-- BEGIN GIVEN DATA --

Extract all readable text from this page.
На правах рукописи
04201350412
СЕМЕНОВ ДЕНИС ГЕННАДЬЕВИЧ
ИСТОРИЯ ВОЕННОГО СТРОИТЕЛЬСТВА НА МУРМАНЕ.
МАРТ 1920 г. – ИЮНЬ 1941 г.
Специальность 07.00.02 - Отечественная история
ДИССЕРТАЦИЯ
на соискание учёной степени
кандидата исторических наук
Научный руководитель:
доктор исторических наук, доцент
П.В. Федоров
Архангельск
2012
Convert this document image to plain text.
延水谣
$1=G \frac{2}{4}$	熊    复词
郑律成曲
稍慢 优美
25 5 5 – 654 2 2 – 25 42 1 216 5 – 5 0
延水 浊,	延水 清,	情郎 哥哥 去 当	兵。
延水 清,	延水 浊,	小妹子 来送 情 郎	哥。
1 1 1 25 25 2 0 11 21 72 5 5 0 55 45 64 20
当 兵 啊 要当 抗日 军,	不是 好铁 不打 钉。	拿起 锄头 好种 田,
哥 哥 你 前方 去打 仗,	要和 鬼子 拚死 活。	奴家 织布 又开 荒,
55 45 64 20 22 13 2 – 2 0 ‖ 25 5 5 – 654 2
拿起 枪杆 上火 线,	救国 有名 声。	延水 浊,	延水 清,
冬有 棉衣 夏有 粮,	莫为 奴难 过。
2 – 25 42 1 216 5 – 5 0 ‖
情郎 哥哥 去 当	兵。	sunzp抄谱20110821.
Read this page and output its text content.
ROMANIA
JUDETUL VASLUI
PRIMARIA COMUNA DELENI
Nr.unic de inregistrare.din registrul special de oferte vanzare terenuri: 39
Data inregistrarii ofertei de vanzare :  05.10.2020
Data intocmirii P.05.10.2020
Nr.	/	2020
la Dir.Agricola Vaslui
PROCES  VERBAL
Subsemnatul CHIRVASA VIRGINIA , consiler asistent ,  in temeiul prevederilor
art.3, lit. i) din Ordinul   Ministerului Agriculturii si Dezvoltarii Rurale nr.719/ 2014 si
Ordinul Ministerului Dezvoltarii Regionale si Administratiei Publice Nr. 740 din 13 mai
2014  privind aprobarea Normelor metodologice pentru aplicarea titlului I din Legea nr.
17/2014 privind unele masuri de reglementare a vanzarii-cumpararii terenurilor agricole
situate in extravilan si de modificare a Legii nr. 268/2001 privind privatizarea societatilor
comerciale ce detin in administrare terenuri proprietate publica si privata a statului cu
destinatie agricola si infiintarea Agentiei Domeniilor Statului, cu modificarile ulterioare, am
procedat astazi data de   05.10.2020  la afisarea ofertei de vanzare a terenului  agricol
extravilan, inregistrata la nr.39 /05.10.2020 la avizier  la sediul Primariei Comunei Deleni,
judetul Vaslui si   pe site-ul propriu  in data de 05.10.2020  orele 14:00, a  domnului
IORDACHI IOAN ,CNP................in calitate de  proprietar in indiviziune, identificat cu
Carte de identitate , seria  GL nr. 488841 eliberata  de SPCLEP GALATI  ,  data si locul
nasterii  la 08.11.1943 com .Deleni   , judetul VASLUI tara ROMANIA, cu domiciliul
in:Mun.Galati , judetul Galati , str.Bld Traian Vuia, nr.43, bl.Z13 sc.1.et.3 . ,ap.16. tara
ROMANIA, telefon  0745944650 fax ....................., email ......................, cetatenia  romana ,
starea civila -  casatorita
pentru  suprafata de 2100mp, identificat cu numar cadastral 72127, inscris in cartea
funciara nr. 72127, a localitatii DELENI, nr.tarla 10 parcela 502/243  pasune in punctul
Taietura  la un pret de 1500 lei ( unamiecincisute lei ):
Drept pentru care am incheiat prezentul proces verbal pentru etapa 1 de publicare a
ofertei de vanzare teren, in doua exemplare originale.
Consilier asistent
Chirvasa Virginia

-- END GIVEN DATA --

### GOAL OF THE EXERCISE
List every line above containing the word "this".

### EXPECTED ANSWER
Extract all readable text from this page.
Convert this document image to plain text.
Read this page and output its text content.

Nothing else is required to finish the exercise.